> What to do
Filter these entries, keeping only lines that hold the word "CLOSE".

(Figure data in JSON)

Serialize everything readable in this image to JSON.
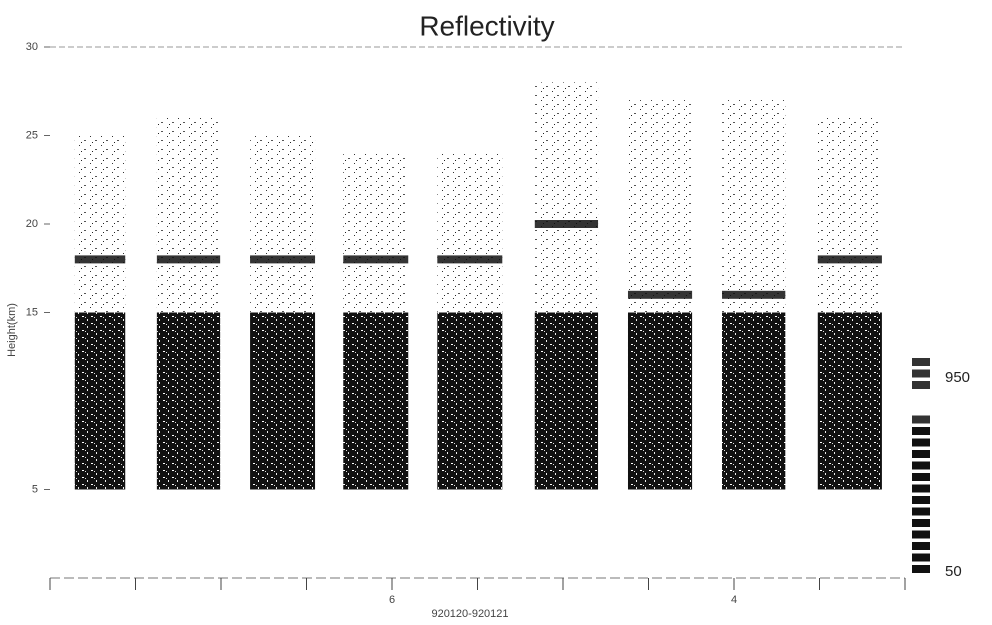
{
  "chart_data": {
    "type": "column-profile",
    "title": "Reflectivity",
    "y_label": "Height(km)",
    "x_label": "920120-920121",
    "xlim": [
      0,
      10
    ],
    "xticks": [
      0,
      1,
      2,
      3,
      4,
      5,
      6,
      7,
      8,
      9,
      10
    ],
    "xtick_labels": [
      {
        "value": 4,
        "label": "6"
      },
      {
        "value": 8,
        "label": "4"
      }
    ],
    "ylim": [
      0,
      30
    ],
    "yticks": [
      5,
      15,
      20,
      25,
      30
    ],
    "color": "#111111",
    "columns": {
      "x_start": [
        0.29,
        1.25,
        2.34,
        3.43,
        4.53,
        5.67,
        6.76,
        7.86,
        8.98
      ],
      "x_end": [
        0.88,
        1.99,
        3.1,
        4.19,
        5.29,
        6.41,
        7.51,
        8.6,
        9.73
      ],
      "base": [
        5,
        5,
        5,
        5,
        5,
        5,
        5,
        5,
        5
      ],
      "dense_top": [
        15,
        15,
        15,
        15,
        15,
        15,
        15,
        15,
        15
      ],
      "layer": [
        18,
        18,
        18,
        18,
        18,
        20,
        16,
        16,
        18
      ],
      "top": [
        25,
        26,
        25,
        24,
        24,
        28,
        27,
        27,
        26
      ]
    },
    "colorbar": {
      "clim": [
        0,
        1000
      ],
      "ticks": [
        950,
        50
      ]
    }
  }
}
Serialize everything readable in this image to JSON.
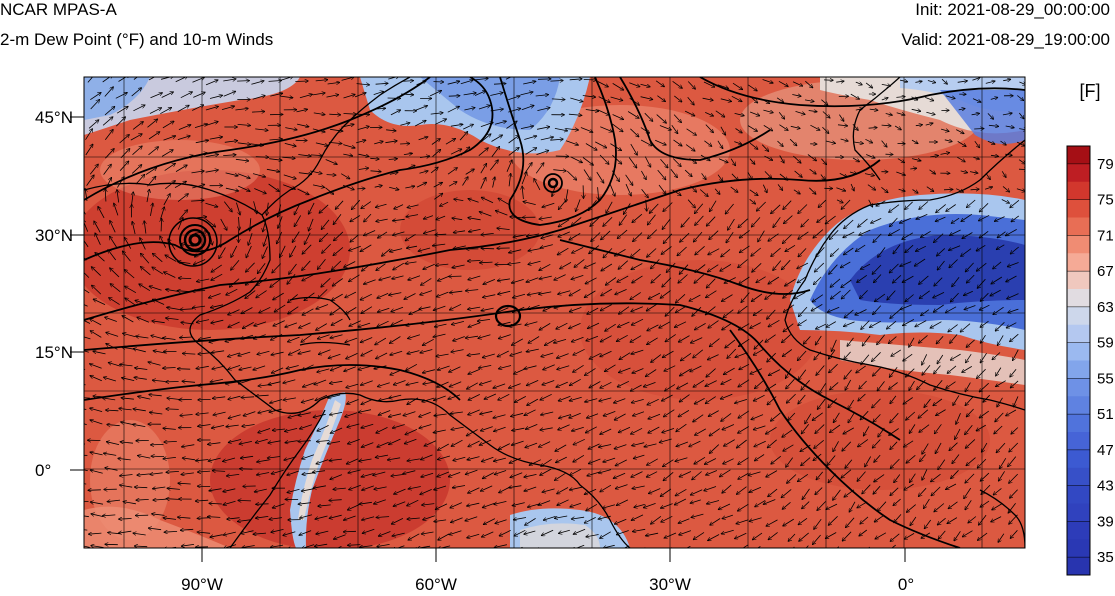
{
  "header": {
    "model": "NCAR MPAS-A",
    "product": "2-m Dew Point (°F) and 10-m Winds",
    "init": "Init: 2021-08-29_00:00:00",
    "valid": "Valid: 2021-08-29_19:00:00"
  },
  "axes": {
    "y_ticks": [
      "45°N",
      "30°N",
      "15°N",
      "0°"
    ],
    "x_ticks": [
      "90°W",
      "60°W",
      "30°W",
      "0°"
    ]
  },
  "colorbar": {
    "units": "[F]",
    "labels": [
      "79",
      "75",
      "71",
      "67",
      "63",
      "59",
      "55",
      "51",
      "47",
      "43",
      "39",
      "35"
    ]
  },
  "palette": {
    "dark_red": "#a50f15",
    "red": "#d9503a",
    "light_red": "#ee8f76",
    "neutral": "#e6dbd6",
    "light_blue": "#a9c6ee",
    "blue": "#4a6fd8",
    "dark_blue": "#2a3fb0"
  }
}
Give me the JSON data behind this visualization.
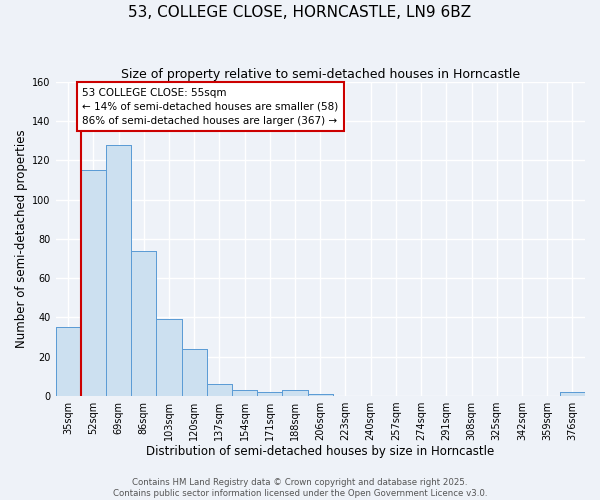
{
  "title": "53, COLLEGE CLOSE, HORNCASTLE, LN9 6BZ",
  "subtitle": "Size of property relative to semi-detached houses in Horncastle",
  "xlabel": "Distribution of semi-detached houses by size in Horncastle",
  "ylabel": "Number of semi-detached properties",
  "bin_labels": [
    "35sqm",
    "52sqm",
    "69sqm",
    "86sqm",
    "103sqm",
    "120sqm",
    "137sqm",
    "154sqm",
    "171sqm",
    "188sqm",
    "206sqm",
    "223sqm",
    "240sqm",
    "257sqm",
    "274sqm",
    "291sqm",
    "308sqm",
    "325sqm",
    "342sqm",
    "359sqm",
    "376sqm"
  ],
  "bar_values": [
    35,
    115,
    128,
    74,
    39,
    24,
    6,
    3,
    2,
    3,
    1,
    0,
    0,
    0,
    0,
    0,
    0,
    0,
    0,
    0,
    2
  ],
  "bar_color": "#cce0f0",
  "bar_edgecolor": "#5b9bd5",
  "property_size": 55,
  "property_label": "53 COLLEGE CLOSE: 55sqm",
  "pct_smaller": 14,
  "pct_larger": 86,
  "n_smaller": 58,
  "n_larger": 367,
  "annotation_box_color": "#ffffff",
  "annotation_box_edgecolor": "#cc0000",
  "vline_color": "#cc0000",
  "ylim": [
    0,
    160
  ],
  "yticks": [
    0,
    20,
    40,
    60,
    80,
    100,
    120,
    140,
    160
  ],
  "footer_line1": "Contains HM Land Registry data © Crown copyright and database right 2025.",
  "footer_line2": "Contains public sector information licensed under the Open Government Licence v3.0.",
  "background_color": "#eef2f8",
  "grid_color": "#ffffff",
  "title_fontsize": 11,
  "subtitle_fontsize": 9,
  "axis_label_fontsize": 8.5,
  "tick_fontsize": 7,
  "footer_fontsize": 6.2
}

==

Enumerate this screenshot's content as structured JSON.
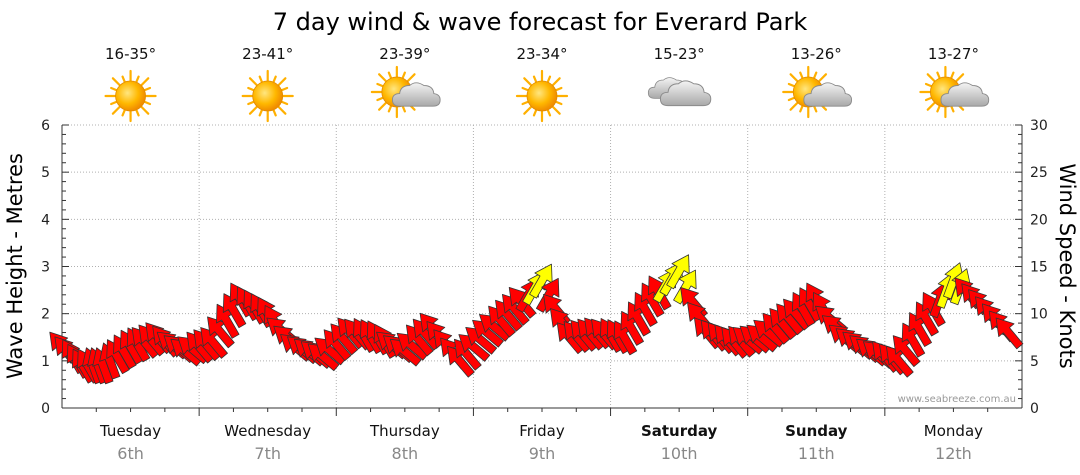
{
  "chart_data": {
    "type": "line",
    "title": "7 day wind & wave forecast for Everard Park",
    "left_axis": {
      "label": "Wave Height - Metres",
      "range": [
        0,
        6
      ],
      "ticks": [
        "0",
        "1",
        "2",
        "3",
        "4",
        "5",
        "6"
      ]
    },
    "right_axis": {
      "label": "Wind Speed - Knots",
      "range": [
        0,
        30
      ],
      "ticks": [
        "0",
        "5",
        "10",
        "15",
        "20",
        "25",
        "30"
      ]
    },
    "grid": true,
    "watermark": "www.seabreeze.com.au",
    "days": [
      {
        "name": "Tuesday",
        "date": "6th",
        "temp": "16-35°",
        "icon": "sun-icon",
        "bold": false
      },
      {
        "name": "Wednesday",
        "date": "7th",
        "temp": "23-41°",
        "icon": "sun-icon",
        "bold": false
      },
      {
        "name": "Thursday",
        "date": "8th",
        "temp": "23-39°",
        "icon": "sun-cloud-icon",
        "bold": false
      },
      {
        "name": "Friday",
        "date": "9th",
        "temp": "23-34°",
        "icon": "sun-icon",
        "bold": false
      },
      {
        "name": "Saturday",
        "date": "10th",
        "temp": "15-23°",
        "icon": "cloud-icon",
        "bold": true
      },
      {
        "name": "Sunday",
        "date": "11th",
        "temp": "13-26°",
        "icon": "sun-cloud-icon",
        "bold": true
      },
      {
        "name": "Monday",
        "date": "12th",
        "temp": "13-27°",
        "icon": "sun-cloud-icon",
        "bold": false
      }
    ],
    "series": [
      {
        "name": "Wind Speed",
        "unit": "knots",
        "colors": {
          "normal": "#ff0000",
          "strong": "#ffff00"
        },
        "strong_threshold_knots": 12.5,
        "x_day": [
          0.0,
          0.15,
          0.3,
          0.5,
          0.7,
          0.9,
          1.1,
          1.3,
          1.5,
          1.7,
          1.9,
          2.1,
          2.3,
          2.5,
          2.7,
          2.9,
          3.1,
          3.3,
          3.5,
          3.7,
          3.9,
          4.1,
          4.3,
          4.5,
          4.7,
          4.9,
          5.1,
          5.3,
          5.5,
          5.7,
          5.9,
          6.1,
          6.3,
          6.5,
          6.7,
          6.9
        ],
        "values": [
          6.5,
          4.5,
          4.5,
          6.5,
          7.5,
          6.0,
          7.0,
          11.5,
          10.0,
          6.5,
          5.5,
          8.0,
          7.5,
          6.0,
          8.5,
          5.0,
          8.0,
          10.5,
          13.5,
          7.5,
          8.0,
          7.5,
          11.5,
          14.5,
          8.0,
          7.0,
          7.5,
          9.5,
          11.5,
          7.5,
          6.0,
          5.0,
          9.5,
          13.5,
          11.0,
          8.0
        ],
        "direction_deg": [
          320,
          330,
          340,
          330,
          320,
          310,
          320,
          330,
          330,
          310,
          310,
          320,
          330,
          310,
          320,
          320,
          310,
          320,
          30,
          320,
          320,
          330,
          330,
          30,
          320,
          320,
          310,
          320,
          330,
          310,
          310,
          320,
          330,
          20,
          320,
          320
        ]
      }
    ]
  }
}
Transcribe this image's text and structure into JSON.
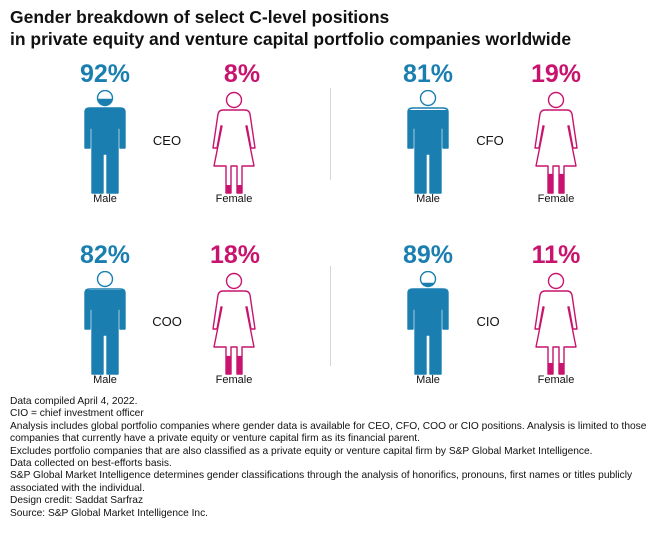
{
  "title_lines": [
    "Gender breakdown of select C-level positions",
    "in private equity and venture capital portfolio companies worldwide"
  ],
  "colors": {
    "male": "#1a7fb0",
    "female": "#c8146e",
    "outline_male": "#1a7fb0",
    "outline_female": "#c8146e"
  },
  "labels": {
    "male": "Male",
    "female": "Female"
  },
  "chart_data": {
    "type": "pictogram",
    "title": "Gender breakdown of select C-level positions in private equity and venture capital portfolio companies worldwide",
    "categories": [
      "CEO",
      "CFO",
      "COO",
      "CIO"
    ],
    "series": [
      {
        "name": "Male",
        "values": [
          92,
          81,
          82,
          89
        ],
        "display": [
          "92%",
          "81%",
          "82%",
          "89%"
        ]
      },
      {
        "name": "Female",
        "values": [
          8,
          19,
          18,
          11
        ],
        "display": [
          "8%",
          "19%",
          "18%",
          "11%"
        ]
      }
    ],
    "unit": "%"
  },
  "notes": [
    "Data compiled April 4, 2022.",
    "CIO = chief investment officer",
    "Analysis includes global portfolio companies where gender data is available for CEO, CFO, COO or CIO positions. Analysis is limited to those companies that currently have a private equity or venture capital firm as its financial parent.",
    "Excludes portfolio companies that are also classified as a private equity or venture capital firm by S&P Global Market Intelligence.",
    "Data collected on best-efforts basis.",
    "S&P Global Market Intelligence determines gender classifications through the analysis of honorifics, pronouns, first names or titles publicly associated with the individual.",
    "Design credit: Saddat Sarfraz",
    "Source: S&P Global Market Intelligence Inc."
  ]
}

> Correct response
  "title": "53, COLLEGE CLOSE, HORNCASTLE, LN9 6BZ",
  "property_label": "53 COLLEGE CLOSE: 55sqm",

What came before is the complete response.